→ **Задания**:
- a) Согласуются ли с отрывком о Пушкине и Грече следующие утверждения: (i) Греч был одним из друзей и литературных соратников Пушкина; (ii) Греч написал Пушкину письмо 12 октября; (iii) Пушкин ответил Гречу 13 октября? На каждое ответьте «да» или «нет» и приведите решающие слова отрывка.
- b) Когда, согласно отрывку о Пушкине и Грече, тираж III тома «Современника» был отпечатан и поступил в продажу?
- c) Какими словами Греч называет Пушкина после оборота «Россия имеет в вас»? Перечислите все наименования, приведённые в отрывке о Пушкине и Грече.

→ **Приведённый отрывок**:
---

При всем том Греч не входил в число друзей и литературных соратников Пушкина — тем важнее для нас его моментальная реакция на «Полководца».

9 октября был отпечатан и поступил в продажу тираж III тома «Современника», а уже 12 октября Греч пишет Пушкину письмо с впечатлениями от только что прочитанного стихотворения. Восхищаясь «исполинским талантом» автора, в его апологии Барклая он видит литературную акцию, исполненную высокого гражданского долга. «Вы доказали свету, — продолжает Греч в тональности, близкой к стилистике пушкинского стихотворения, — что Россия имеет в вас истинного поэта, ревнителя чести, жреца правды, благородного поборника добродетели, возносящегося светлым ликом и чистою душою над туманами предрассудков, поветрий и страстей, в которых коснеет пресмыкающаяся долу прозаическая чернь. Честь вам, слава и благодарение!»[736]

Пушкин не замедлил с ответом и 13 октября отправил Гречу благодарственное письмо, где, отметив величие духа Барклая, обозначил, в сущности, тот угол зрения, под каким освещен его облик в «Полководце» Вот эта почти афористическая по своей выразительности максима: «Стоическое лицо Барклая есть одно из замечательнейших в нашей истории. Не знаю, можно ли вполне оправдать его в отношении военного искусства, но его характер останется вечно достоин удивления и поклонения»[737].

---

[Исходные данные]
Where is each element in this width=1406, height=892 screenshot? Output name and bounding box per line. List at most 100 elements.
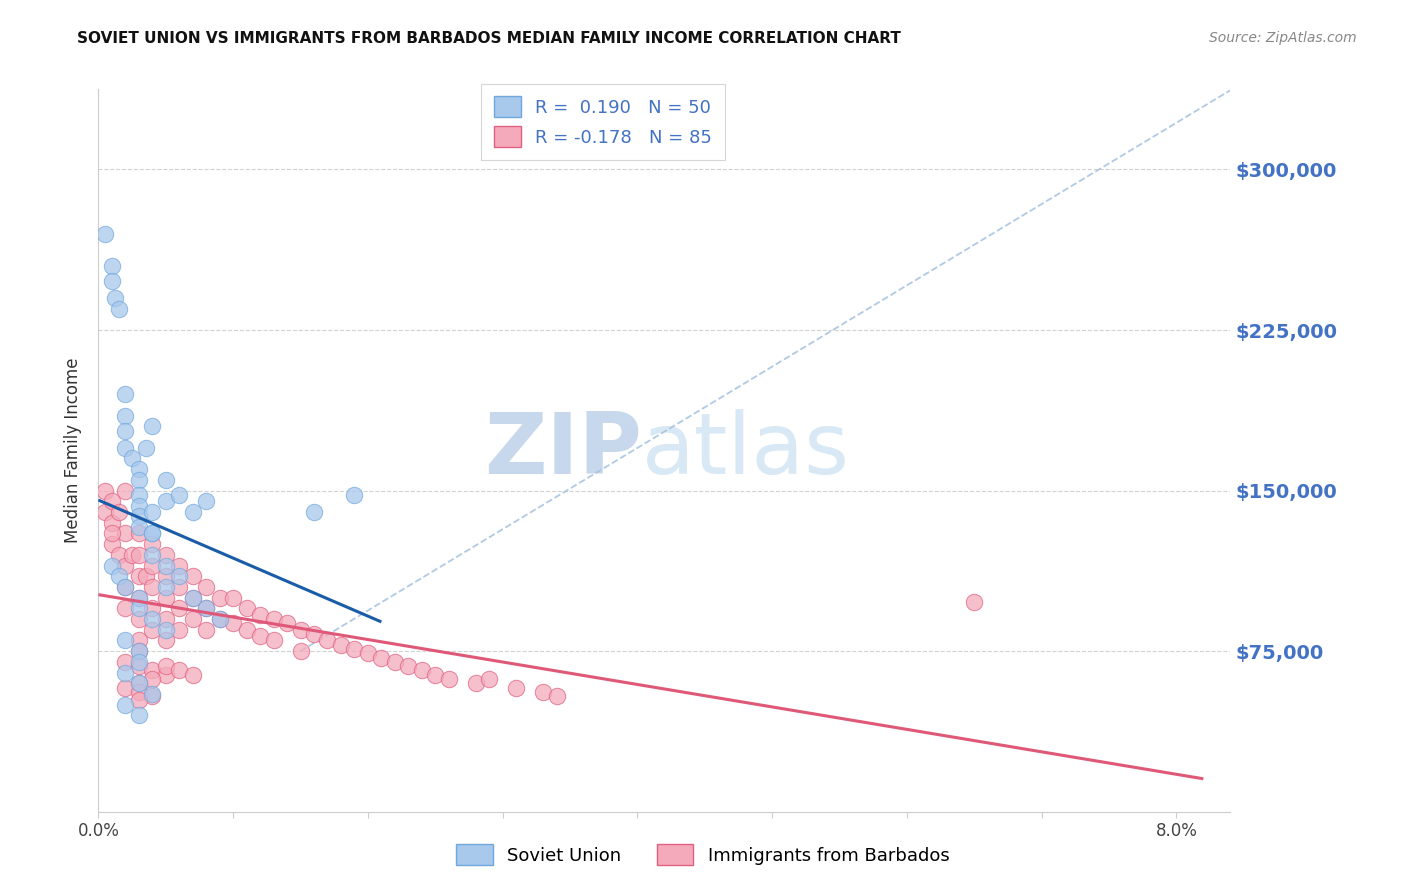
Point — [963, 595, 986, 609]
Point — [235, 623, 257, 637]
Point — [104, 291, 127, 305]
Text: Source: ZipAtlas.com: Source: ZipAtlas.com — [1209, 31, 1357, 45]
Point — [343, 642, 366, 657]
Point — [94, 483, 117, 498]
Point — [114, 698, 136, 712]
Point — [263, 633, 285, 648]
Point — [114, 580, 136, 594]
Point — [128, 591, 150, 605]
Point — [181, 591, 204, 605]
Point — [94, 227, 117, 241]
Point — [531, 685, 554, 699]
Point — [141, 526, 163, 541]
Point — [128, 676, 150, 690]
Point — [128, 644, 150, 658]
Point — [121, 451, 143, 466]
Point — [155, 558, 177, 573]
Point — [128, 655, 150, 669]
Point — [357, 646, 380, 660]
Point — [114, 580, 136, 594]
Point — [114, 665, 136, 680]
Point — [384, 655, 406, 669]
Point — [114, 441, 136, 455]
Point — [169, 488, 191, 502]
Point — [155, 569, 177, 583]
Point — [128, 676, 150, 690]
Point — [263, 612, 285, 626]
Point — [169, 623, 191, 637]
Point — [128, 685, 150, 699]
Point — [101, 494, 124, 508]
Point — [128, 473, 150, 487]
Point — [135, 441, 157, 455]
Point — [141, 548, 163, 562]
Point — [343, 488, 366, 502]
Point — [195, 601, 218, 615]
Point — [155, 580, 177, 594]
Point — [290, 644, 312, 658]
Point — [128, 526, 150, 541]
Point — [155, 659, 177, 673]
Point — [155, 612, 177, 626]
Point — [141, 623, 163, 637]
Legend: R =  0.190   N = 50, R = -0.178   N = 85: R = 0.190 N = 50, R = -0.178 N = 85 — [481, 84, 724, 160]
Point — [114, 633, 136, 648]
Point — [169, 601, 191, 615]
Point — [107, 548, 129, 562]
Point — [181, 591, 204, 605]
Point — [101, 274, 124, 288]
Point — [437, 672, 460, 686]
Text: ZIP: ZIP — [484, 409, 641, 492]
Point — [141, 537, 163, 551]
Point — [128, 601, 150, 615]
Point — [141, 689, 163, 703]
Point — [128, 591, 150, 605]
Point — [128, 462, 150, 476]
Point — [290, 623, 312, 637]
Point — [464, 676, 486, 690]
Point — [181, 612, 204, 626]
Point — [155, 548, 177, 562]
Point — [169, 664, 191, 678]
Point — [155, 494, 177, 508]
Point — [181, 667, 204, 681]
Point — [114, 681, 136, 695]
Point — [114, 483, 136, 498]
Point — [249, 607, 271, 622]
Point — [94, 505, 117, 519]
Point — [141, 612, 163, 626]
Point — [107, 301, 129, 316]
Point — [101, 516, 124, 530]
Text: SOVIET UNION VS IMMIGRANTS FROM BARBADOS MEDIAN FAMILY INCOME CORRELATION CHART: SOVIET UNION VS IMMIGRANTS FROM BARBADOS… — [77, 31, 901, 46]
Point — [546, 689, 568, 703]
Point — [235, 601, 257, 615]
Point — [114, 655, 136, 669]
Point — [141, 558, 163, 573]
Point — [114, 558, 136, 573]
Point — [155, 591, 177, 605]
Legend: Soviet Union, Immigrants from Barbados: Soviet Union, Immigrants from Barbados — [447, 835, 959, 874]
Point — [249, 629, 271, 643]
Point — [128, 644, 150, 658]
Point — [141, 580, 163, 594]
Point — [141, 419, 163, 434]
Point — [155, 667, 177, 681]
Point — [208, 612, 231, 626]
Point — [425, 667, 447, 681]
Point — [195, 580, 218, 594]
Point — [276, 616, 298, 631]
Point — [222, 591, 245, 605]
Y-axis label: Median Family Income: Median Family Income — [65, 358, 83, 543]
Point — [114, 409, 136, 423]
Point — [208, 612, 231, 626]
Point — [101, 259, 124, 273]
Point — [141, 672, 163, 686]
Point — [181, 569, 204, 583]
Point — [128, 499, 150, 513]
Point — [114, 387, 136, 401]
Point — [128, 612, 150, 626]
Point — [195, 494, 218, 508]
Point — [128, 520, 150, 534]
Point — [101, 537, 124, 551]
Point — [478, 672, 501, 686]
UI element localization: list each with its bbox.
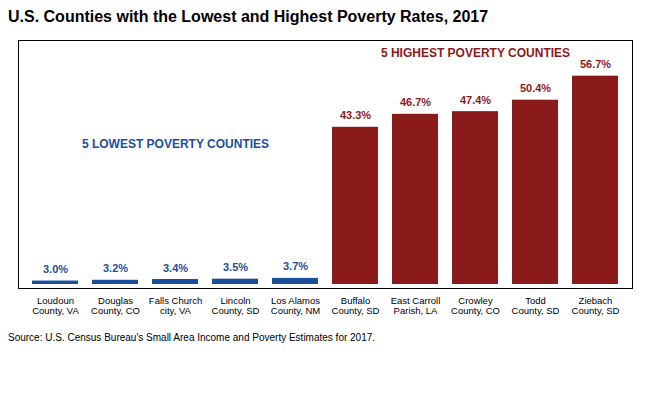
svg-text:East CarrollParish, LA: East CarrollParish, LA bbox=[391, 295, 441, 316]
svg-text:DouglasCounty, CO: DouglasCounty, CO bbox=[91, 295, 140, 316]
svg-text:LoudounCounty, VA: LoudounCounty, VA bbox=[32, 295, 79, 316]
html-text:U.S. Counties with the Lowest: U.S. Counties with the Lowest and Highes… bbox=[8, 8, 489, 25]
svg-text:3.5%: 3.5% bbox=[223, 261, 248, 273]
svg-text:ZiebachCounty, SD: ZiebachCounty, SD bbox=[572, 295, 620, 316]
svg-text:Falls Churchcity, VA: Falls Churchcity, VA bbox=[149, 295, 202, 316]
svg-text:56.7%: 56.7% bbox=[580, 58, 611, 70]
svg-text:50.4%: 50.4% bbox=[520, 82, 551, 94]
svg-text:LincolnCounty, SD: LincolnCounty, SD bbox=[212, 295, 260, 316]
html-text:Source: U.S. Census Bureau's S: Source: U.S. Census Bureau's Small Area … bbox=[8, 332, 376, 343]
svg-text:CrowleyCounty, CO: CrowleyCounty, CO bbox=[451, 295, 500, 316]
svg-text:47.4%: 47.4% bbox=[460, 94, 491, 106]
svg-text:5 HIGHEST POVERTY COUNTIES: 5 HIGHEST POVERTY COUNTIES bbox=[381, 46, 570, 60]
svg-text:3.4%: 3.4% bbox=[163, 262, 188, 274]
svg-text:3.0%: 3.0% bbox=[43, 263, 68, 275]
svg-text:3.7%: 3.7% bbox=[283, 260, 308, 272]
svg-text:ToddCounty, SD: ToddCounty, SD bbox=[512, 295, 560, 316]
svg-text:46.7%: 46.7% bbox=[400, 96, 431, 108]
svg-text:BuffaloCounty, SD: BuffaloCounty, SD bbox=[332, 295, 380, 316]
svg-text:Los AlamosCounty, NM: Los AlamosCounty, NM bbox=[271, 295, 321, 316]
svg-text:5 LOWEST POVERTY COUNTIES: 5 LOWEST POVERTY COUNTIES bbox=[82, 137, 269, 151]
svg-text:43.3%: 43.3% bbox=[340, 109, 371, 121]
svg-text:3.2%: 3.2% bbox=[103, 262, 128, 274]
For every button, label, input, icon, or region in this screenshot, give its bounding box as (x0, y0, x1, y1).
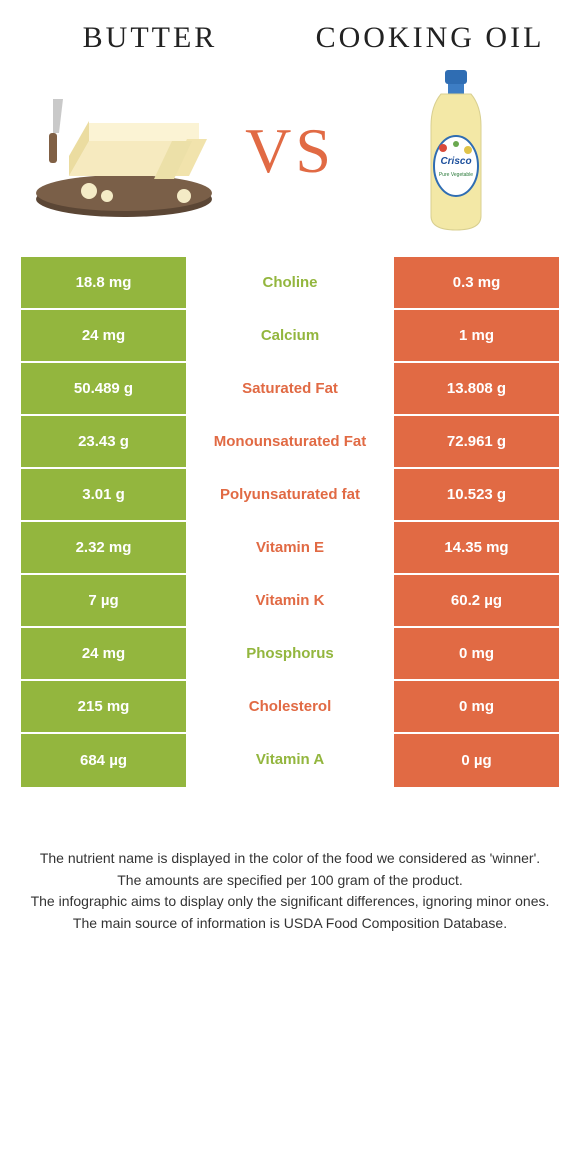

---

→ **Ответы**:
- a)
(i) Нет: «Греч не входил в число друзей и литературных соратников Пушкина».
(ii) Да: «а уже 12 октября Греч пишет Пушкину письмо с впечатлениями от только что прочитанного стихотворения».
(iii) Да: «Пушкин не замедлил с ответом и 13 октября отправил Гречу благодарственное письмо».

- b) 9 октября.

- c) «истинного поэта», «ревнителя чести», «жреца правды», «благородного поборника добродетели».